THE RECORDS:
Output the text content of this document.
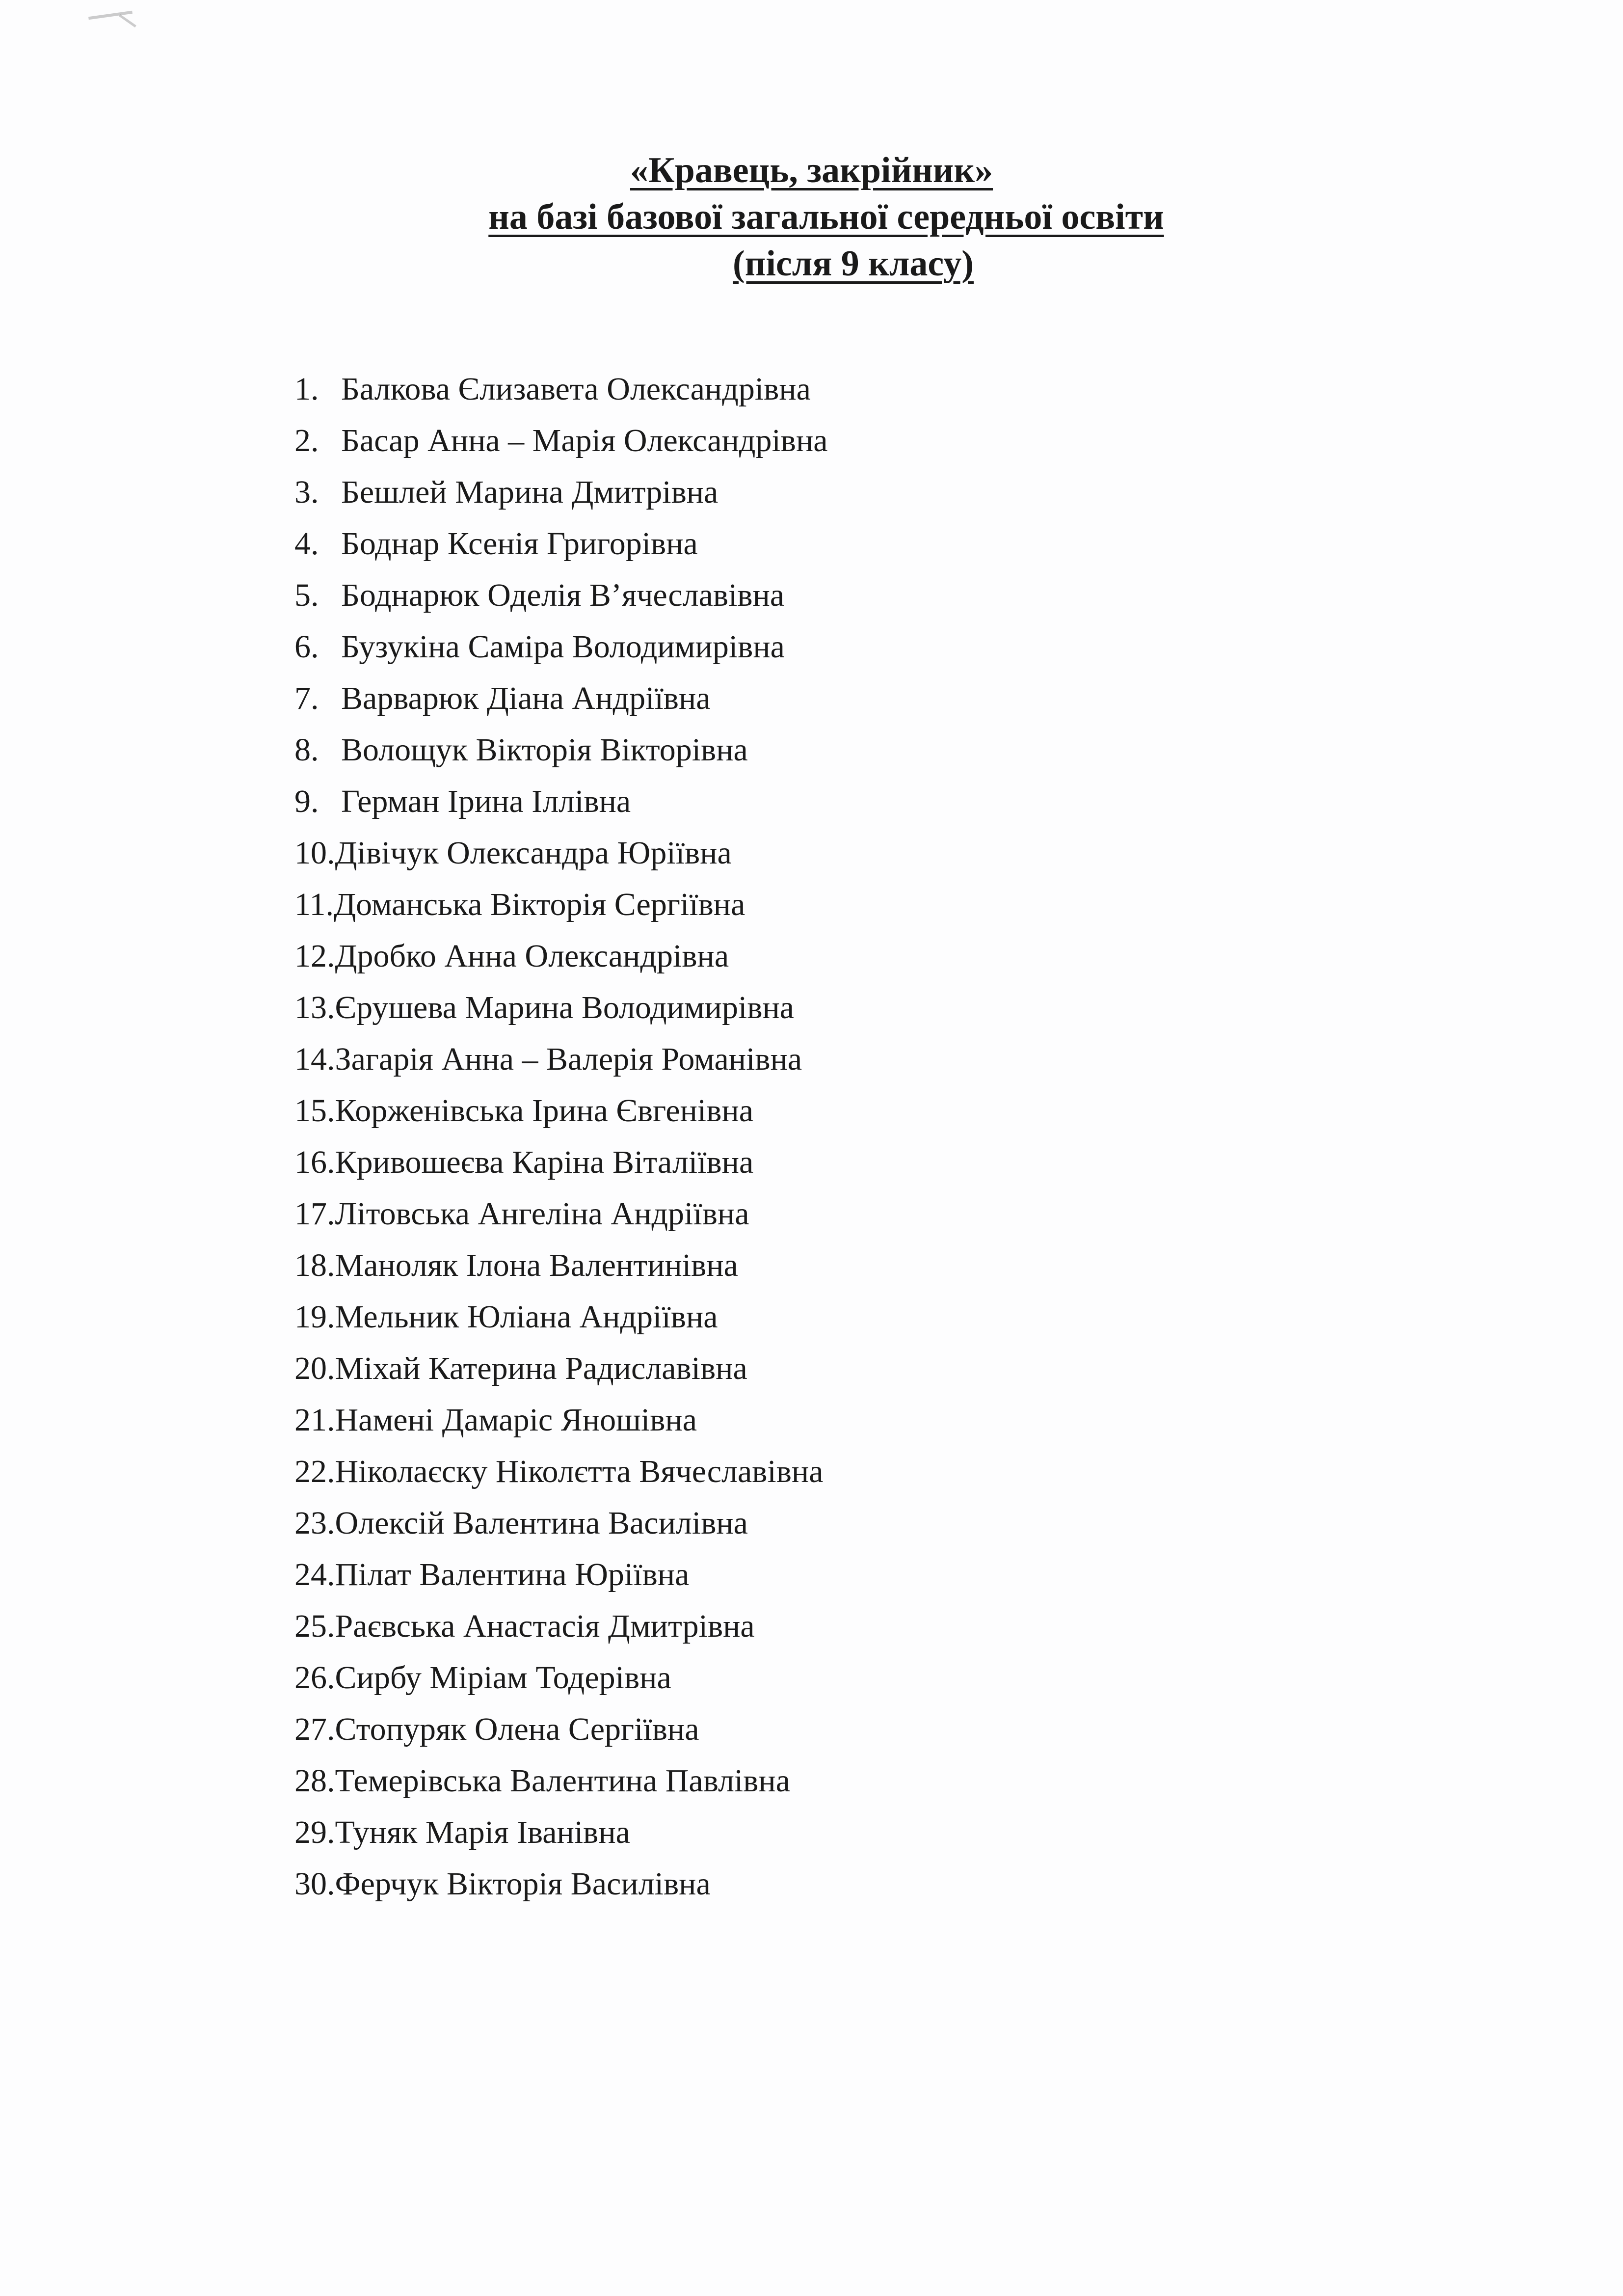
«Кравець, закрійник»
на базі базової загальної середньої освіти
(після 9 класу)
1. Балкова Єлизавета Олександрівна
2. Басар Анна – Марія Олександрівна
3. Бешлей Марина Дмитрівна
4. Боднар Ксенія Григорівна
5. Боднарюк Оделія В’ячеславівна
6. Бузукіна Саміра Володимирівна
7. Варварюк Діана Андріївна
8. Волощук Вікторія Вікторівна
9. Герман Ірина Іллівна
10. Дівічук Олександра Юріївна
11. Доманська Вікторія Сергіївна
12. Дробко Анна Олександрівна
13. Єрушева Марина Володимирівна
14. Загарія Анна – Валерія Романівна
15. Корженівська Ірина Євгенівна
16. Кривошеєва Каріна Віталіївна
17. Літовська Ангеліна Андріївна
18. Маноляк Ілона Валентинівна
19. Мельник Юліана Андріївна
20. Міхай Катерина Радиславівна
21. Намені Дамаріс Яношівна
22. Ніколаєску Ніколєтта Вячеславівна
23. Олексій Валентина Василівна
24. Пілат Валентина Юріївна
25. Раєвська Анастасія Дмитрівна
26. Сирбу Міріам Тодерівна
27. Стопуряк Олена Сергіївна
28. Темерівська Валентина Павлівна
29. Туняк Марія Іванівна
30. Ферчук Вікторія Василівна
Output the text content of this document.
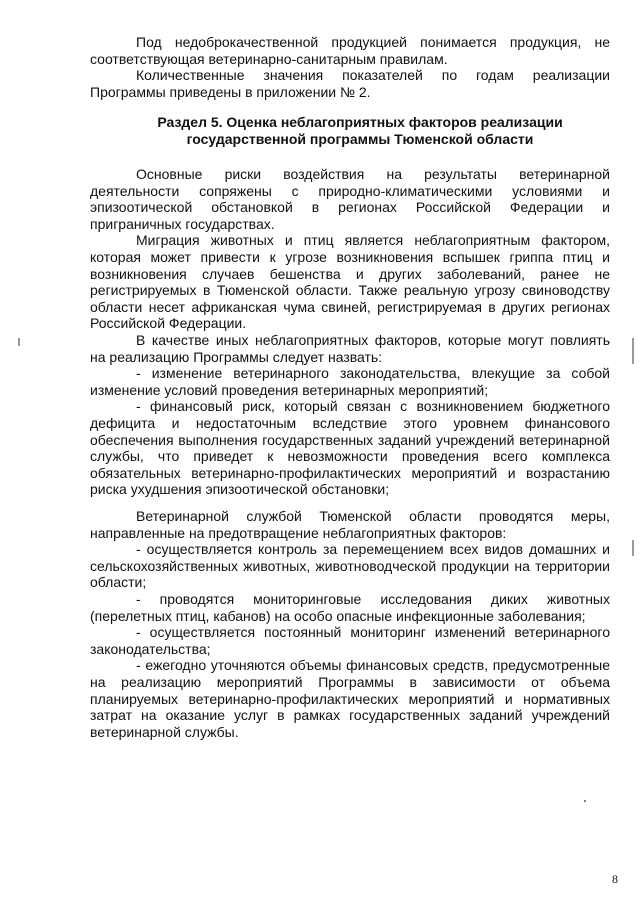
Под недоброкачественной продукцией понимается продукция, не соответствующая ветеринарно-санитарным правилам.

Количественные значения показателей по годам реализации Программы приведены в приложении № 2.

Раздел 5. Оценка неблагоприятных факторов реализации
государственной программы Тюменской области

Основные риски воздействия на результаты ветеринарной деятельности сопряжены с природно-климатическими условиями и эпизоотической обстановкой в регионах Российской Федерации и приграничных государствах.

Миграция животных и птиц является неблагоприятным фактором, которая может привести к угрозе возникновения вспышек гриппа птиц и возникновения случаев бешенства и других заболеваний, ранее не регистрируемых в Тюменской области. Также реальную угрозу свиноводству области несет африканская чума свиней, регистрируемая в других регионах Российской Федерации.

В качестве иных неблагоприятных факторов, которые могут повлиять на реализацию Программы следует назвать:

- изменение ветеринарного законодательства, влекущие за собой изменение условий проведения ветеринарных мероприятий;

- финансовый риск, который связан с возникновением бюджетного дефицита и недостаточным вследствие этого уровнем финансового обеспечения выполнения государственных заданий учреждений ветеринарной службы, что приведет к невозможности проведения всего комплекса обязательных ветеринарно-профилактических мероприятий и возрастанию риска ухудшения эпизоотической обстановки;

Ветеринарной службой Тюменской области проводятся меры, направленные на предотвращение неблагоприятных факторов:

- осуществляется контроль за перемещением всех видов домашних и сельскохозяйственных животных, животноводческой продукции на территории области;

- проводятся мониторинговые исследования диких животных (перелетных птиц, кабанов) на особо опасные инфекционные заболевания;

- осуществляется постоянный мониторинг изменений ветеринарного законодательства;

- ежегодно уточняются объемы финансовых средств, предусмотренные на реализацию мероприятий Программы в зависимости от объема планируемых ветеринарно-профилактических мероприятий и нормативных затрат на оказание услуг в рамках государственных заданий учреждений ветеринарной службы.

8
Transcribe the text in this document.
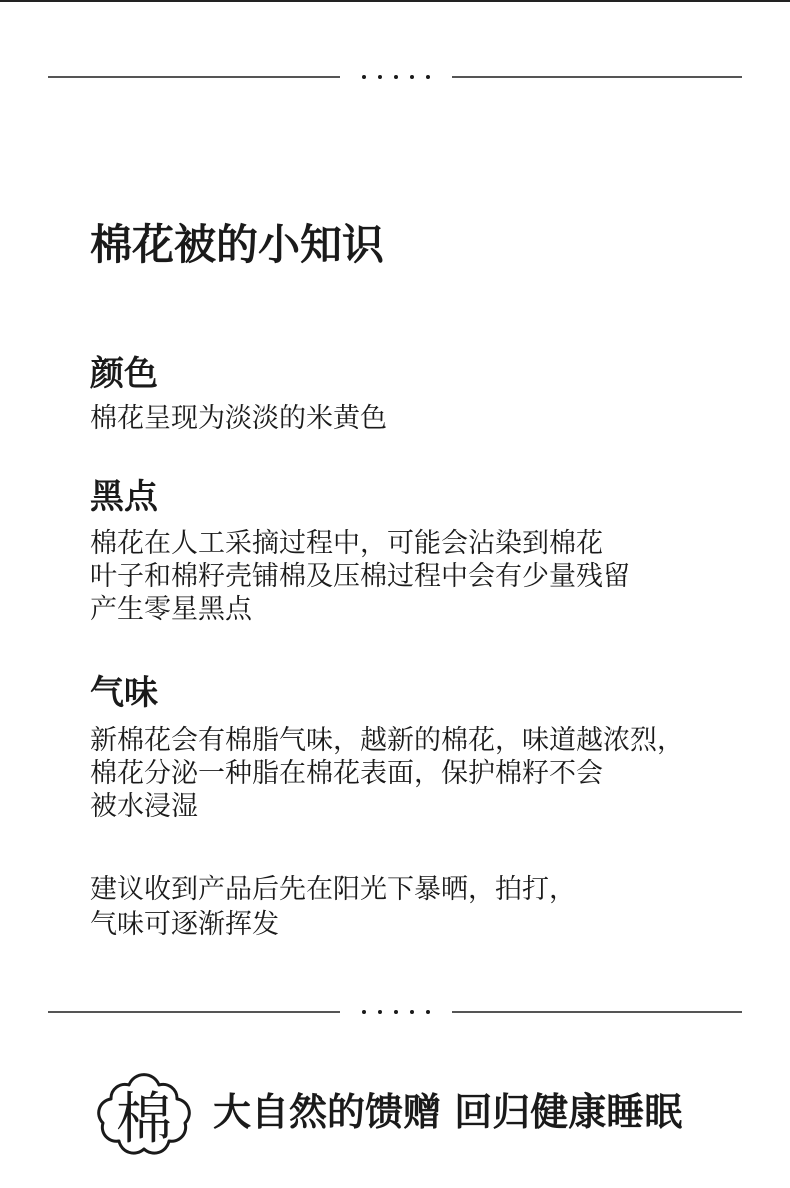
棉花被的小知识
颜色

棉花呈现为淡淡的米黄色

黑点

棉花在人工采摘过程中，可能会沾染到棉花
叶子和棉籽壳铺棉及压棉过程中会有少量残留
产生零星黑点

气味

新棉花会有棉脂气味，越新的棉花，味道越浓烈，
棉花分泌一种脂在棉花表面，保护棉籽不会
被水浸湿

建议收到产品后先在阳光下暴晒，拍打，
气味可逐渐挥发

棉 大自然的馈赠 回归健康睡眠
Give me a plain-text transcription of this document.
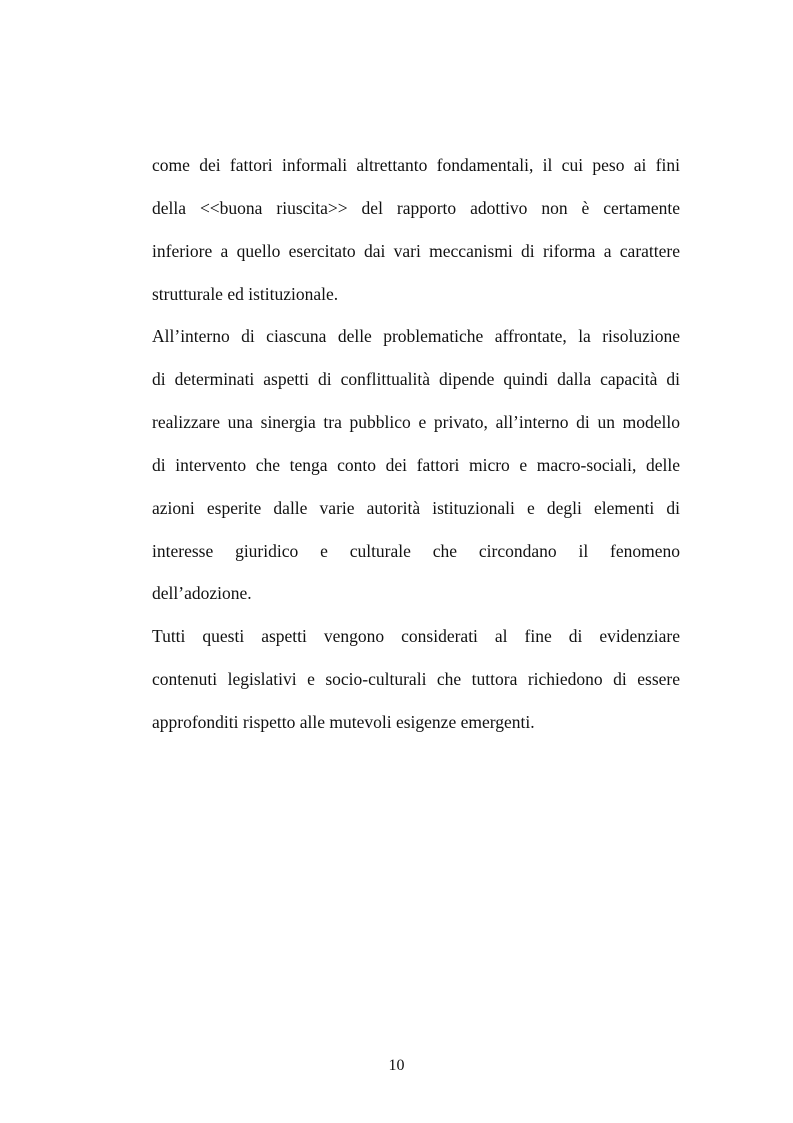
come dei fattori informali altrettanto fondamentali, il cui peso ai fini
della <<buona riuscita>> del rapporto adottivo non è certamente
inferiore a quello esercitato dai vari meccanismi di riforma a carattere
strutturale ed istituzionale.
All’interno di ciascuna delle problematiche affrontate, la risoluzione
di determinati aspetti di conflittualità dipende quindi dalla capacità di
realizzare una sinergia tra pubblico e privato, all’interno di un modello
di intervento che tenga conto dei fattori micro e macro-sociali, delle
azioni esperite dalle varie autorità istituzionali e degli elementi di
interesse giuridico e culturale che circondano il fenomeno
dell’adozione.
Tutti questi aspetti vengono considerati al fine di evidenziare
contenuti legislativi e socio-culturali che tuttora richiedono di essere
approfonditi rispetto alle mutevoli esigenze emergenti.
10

WHAT NEEDS TO BE DONE: Give the material again exactly as it is, but keep the pictures out.

FULL ANSWER:
Output the text content of this document.
«Кравець, закрійник»
на базі базової загальної середньої освіти
(після 9 класу)
1. Балкова Єлизавета Олександрівна
2. Басар Анна – Марія Олександрівна
3. Бешлей Марина Дмитрівна
4. Боднар Ксенія Григорівна
5. Боднарюк Оделія В’ячеславівна
6. Бузукіна Саміра Володимирівна
7. Варварюк Діана Андріївна
8. Волощук Вікторія Вікторівна
9. Герман Ірина Іллівна
10. Дівічук Олександра Юріївна
11. Доманська Вікторія Сергіївна
12. Дробко Анна Олександрівна
13. Єрушева Марина Володимирівна
14. Загарія Анна – Валерія Романівна
15. Корженівська Ірина Євгенівна
16. Кривошеєва Каріна Віталіївна
17. Літовська Ангеліна Андріївна
18. Маноляк Ілона Валентинівна
19. Мельник Юліана Андріївна
20. Міхай Катерина Радиславівна
21. Намені Дамаріс Яношівна
22. Ніколаєску Ніколєтта Вячеславівна
23. Олексій Валентина Василівна
24. Пілат Валентина Юріївна
25. Раєвська Анастасія Дмитрівна
26. Сирбу Міріам Тодерівна
27. Стопуряк Олена Сергіївна
28. Темерівська Валентина Павлівна
29. Туняк Марія Іванівна
30. Ферчук Вікторія Василівна
Output the text content of this document.
Под недоброкачественной продукцией понимается продукция, не соответствующая ветеринарно-санитарным правилам.

Количественные значения показателей по годам реализации Программы приведены в приложении № 2.

Раздел 5. Оценка неблагоприятных факторов реализации
государственной программы Тюменской области

Основные риски воздействия на результаты ветеринарной деятельности сопряжены с природно-климатическими условиями и эпизоотической обстановкой в регионах Российской Федерации и приграничных государствах.

Миграция животных и птиц является неблагоприятным фактором, которая может привести к угрозе возникновения вспышек гриппа птиц и возникновения случаев бешенства и других заболеваний, ранее не регистрируемых в Тюменской области. Также реальную угрозу свиноводству области несет африканская чума свиней, регистрируемая в других регионах Российской Федерации.

В качестве иных неблагоприятных факторов, которые могут повлиять на реализацию Программы следует назвать:

- изменение ветеринарного законодательства, влекущие за собой изменение условий проведения ветеринарных мероприятий;

- финансовый риск, который связан с возникновением бюджетного дефицита и недостаточным вследствие этого уровнем финансового обеспечения выполнения государственных заданий учреждений ветеринарной службы, что приведет к невозможности проведения всего комплекса обязательных ветеринарно-профилактических мероприятий и возрастанию риска ухудшения эпизоотической обстановки;

Ветеринарной службой Тюменской области проводятся меры, направленные на предотвращение неблагоприятных факторов:

- осуществляется контроль за перемещением всех видов домашних и сельскохозяйственных животных, животноводческой продукции на территории области;

- проводятся мониторинговые исследования диких животных (перелетных птиц, кабанов) на особо опасные инфекционные заболевания;

- осуществляется постоянный мониторинг изменений ветеринарного законодательства;

- ежегодно уточняются объемы финансовых средств, предусмотренные на реализацию мероприятий Программы в зависимости от объема планируемых ветеринарно-профилактических мероприятий и нормативных затрат на оказание услуг в рамках государственных заданий учреждений ветеринарной службы.

8
Transcribe the text in this document.
棉花被的小知识
颜色

棉花呈现为淡淡的米黄色

黑点

棉花在人工采摘过程中，可能会沾染到棉花
叶子和棉籽壳铺棉及压棉过程中会有少量残留
产生零星黑点

气味

新棉花会有棉脂气味，越新的棉花，味道越浓烈，
棉花分泌一种脂在棉花表面，保护棉籽不会
被水浸湿

建议收到产品后先在阳光下暴晒，拍打，
气味可逐渐挥发

棉 大自然的馈赠 回归健康睡眠
Give me a plain-text transcription of this document.
come dei fattori informali altrettanto fondamentali, il cui peso ai fini
della <<buona riuscita>> del rapporto adottivo non è certamente
inferiore a quello esercitato dai vari meccanismi di riforma a carattere
strutturale ed istituzionale.
All’interno di ciascuna delle problematiche affrontate, la risoluzione
di determinati aspetti di conflittualità dipende quindi dalla capacità di
realizzare una sinergia tra pubblico e privato, all’interno di un modello
di intervento che tenga conto dei fattori micro e macro-sociali, delle
azioni esperite dalle varie autorità istituzionali e degli elementi di
interesse giuridico e culturale che circondano il fenomeno
dell’adozione.
Tutti questi aspetti vengono considerati al fine di evidenziare
contenuti legislativi e socio-culturali che tuttora richiedono di essere
approfonditi rispetto alle mutevoli esigenze emergenti.
10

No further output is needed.